:: Petunjuk Latihan ::
Teruskan berita di bawah tentang penyerbuan gedung parlemen Irak oleh pengikut seorang ulama Syiah, dimulai tepat sesudah kalimat terakhirnya.

BAGHDAD (Arrahmah.id) – Ribuan pengikut seorang ulama Syiah yang berpengaruh menyerang parlemen Irak pada Sabtu (30/7/2022), untuk kedua kalinya pekan ini, memprotes upaya pembentukan pemerintah yang dipimpin oleh saingannya, aliansi kelompok yang didukung Iran. Aliansi menyerukan kontra-protes, meningkatkan momok perselisihan sipil.
Pasukan keamanan Irak awalnya menggunakan gas air mata dan bom suara untuk mencoba mengusir para demonstran dan menyebabkan beberapa orang cedera. Begitu masuk, para pengunjuk rasa menyatakan aksi duduk terbuka dan mengklaim mereka tidak akan bubar sampai tuntutan mereka dijawab, lansir AP.
Saat jumlah orang di gedung parlemen membengkak, polisi mundur. Sesi parlemen yang diharapkan berlangsung Sabtu, dibatalkan dan tidak ada anggota parlemen di aula. Pada sore hari, Kementerian Kesehatan mengatakan bahwa sekitar 125 orang terluka dalam kekerasan itu — 100 pengunjuk rasa dan 25 anggota pasukan keamanan.

:: Data yang Diberikan ::

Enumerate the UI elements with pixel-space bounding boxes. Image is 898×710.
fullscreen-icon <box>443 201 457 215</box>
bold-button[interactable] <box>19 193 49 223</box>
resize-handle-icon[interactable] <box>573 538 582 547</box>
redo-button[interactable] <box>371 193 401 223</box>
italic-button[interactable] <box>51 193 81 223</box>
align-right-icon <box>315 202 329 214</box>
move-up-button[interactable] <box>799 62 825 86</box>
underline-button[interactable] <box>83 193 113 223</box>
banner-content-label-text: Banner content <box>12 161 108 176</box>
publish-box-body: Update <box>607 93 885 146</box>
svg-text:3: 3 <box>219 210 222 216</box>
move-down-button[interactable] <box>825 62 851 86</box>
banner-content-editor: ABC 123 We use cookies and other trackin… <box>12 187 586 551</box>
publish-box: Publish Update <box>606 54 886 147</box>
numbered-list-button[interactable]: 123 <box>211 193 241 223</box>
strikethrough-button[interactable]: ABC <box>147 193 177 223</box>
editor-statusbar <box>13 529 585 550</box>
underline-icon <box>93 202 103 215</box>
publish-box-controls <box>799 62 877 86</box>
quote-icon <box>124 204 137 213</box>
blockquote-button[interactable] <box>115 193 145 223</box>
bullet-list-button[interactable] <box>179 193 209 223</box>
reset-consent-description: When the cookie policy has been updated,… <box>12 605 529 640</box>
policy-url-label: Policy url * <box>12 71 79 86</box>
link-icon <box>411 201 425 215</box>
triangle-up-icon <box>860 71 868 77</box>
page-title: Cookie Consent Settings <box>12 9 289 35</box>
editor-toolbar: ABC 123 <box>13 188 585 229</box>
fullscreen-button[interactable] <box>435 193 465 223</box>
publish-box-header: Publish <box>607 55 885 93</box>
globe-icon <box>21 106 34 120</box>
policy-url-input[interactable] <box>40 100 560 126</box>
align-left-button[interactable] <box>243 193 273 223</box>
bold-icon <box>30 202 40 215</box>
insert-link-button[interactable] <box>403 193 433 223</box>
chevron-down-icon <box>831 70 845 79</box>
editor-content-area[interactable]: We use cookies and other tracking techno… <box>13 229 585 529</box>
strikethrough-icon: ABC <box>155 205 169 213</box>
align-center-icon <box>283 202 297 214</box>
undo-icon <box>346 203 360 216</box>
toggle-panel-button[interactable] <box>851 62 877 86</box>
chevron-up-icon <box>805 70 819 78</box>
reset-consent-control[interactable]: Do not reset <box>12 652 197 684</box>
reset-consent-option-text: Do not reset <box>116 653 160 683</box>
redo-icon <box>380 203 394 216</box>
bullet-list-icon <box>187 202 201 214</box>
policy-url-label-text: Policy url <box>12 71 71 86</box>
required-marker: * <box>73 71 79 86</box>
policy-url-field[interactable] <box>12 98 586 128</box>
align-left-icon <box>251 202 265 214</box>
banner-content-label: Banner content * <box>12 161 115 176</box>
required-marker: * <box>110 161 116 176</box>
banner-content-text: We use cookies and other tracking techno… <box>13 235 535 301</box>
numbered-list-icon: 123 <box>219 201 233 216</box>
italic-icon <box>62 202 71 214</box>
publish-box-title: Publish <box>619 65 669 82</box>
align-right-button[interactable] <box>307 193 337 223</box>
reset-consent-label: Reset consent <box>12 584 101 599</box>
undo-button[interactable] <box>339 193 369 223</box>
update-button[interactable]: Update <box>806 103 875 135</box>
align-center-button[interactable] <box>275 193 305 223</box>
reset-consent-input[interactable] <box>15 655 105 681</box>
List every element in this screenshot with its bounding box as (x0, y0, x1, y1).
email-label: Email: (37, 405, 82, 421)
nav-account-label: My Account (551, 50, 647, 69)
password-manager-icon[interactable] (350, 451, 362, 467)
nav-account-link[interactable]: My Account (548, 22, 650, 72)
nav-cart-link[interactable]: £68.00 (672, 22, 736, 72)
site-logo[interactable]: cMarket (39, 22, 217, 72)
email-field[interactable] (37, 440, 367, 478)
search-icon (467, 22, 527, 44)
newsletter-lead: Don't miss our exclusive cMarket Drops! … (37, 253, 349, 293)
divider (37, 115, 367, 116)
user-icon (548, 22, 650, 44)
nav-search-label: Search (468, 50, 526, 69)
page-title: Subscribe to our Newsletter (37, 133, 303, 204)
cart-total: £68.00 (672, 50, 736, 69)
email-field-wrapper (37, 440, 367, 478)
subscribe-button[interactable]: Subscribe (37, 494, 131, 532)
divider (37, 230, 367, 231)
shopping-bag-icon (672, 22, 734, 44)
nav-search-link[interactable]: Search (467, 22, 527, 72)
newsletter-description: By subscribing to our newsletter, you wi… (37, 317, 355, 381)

:: Jawaban Tugas ::
Sebelumnya pada hari itu, dan mengindahkan seruan Muqtada al-Sadr, para demonstran menggunakan tali dan rantai untuk merobohkan barikade semen yang mengarah ke gerbang Zona Hijau Irak yang dijaga ketat, yang menampung gedung-gedung pemerintah dan kedutaan.
Al-Sadr telah menggunakan pengikut akar rumputnya yang besar sebagai taktik tekanan terhadap saingannya, setelah partainya tidak dapat membentuk pemerintahan meskipun telah memenangkan jumlah kursi terbesar dalam pemilihan federal yang diadakan Oktober lalu.
Dengan tidak ada pihak yang mau mengakui, dan niat al-Sadr untuk menggagalkan upaya pembentukan pemerintah yang dipimpin oleh para pesaingnya, kelumpuhan politik Irak telah mengantarkan era baru ketidakstabilan di negara yang terkepung itu.
Al-Sadr telah menggunakan pengikutnya sebagai pengaruh terhadap saingannya dan telah memerintahkan mereka untuk menduduki parlemen pada kesempatan sebelumnya – pada tahun 2016, para pengikutnya melakukan hal yang sama selama pemerintahan Perdana Menteri Haidar al-Abadi.
Sekarang, dengan Irak di bulan kesepuluh sejak pemilihan umum terakhir, kekosongan politik menjadi yang terpanjang sejak invasi pimpinan AS tahun 2003 untuk menggulingkan Saddam Hussein dari Irak.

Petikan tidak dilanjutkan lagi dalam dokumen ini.